■ **YOUR INSTRUCTIONS**
Each line in the entries below that holds the string "downloads" is to be listed.

■ **DATA SECTION**
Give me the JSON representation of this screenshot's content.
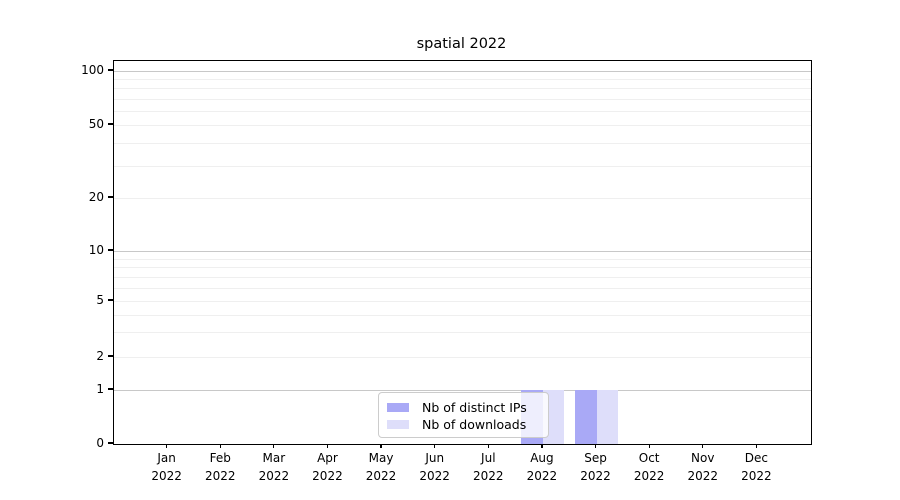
{
  "title": "spatial 2022",
  "legend": {
    "items": [
      {
        "label": "Nb of distinct IPs",
        "color": "#a9a9f6"
      },
      {
        "label": "Nb of downloads",
        "color": "#dedefa"
      }
    ]
  },
  "chart_data": {
    "type": "bar",
    "title": "spatial 2022",
    "categories": [
      "Jan 2022",
      "Feb 2022",
      "Mar 2022",
      "Apr 2022",
      "May 2022",
      "Jun 2022",
      "Jul 2022",
      "Aug 2022",
      "Sep 2022",
      "Oct 2022",
      "Nov 2022",
      "Dec 2022"
    ],
    "series": [
      {
        "name": "Nb of distinct IPs",
        "color": "#a9a9f6",
        "values": [
          0,
          0,
          0,
          0,
          0,
          0,
          0,
          1,
          1,
          0,
          0,
          0
        ]
      },
      {
        "name": "Nb of downloads",
        "color": "#dedefa",
        "values": [
          0,
          0,
          0,
          0,
          0,
          0,
          0,
          1,
          1,
          0,
          0,
          0
        ]
      }
    ],
    "xlabel": "",
    "ylabel": "",
    "yscale": "symlog",
    "ylim": [
      0,
      115
    ],
    "yticks": [
      0,
      1,
      2,
      5,
      10,
      20,
      50,
      100
    ],
    "grid": {
      "major_values": [
        1,
        10,
        100
      ],
      "minor_values": [
        2,
        3,
        4,
        5,
        6,
        7,
        8,
        9,
        20,
        30,
        40,
        50,
        60,
        70,
        80,
        90
      ]
    },
    "legend_position": "lower center",
    "legend_frame": true,
    "bar_group_width_fraction": 0.8
  },
  "colors": {
    "grid_major": "#c8c8c8",
    "grid_minor": "#efefef",
    "spine": "#000000",
    "legend_border": "#cccccc",
    "legend_bg": "rgba(255,255,255,0.8)"
  }
}
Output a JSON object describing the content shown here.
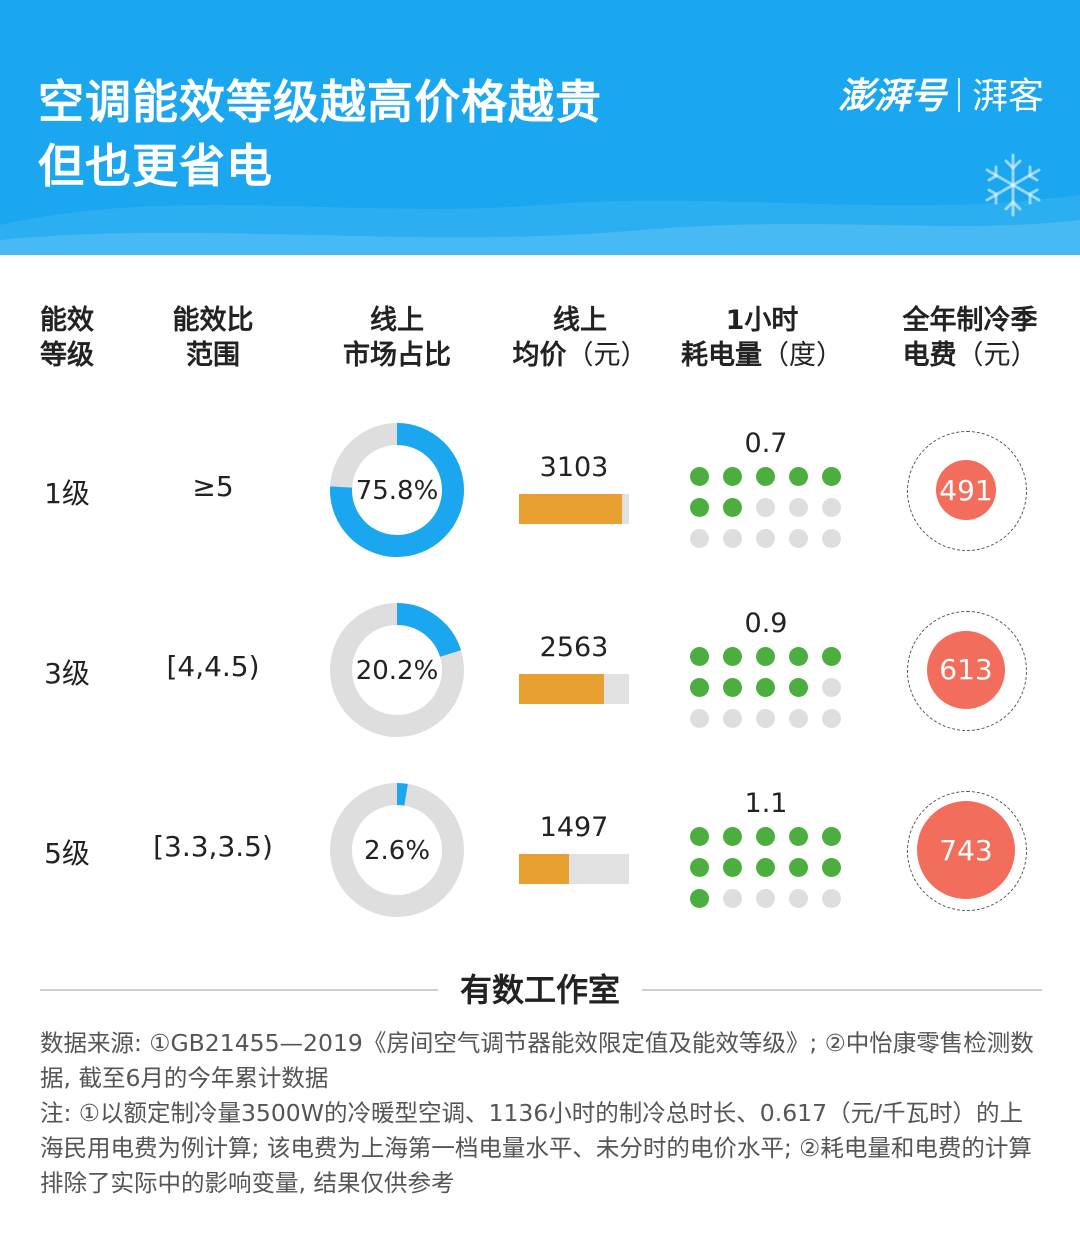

■ **THE RESULT**
        "label": "Nb of downloads",
        "name": "Nb of downloads",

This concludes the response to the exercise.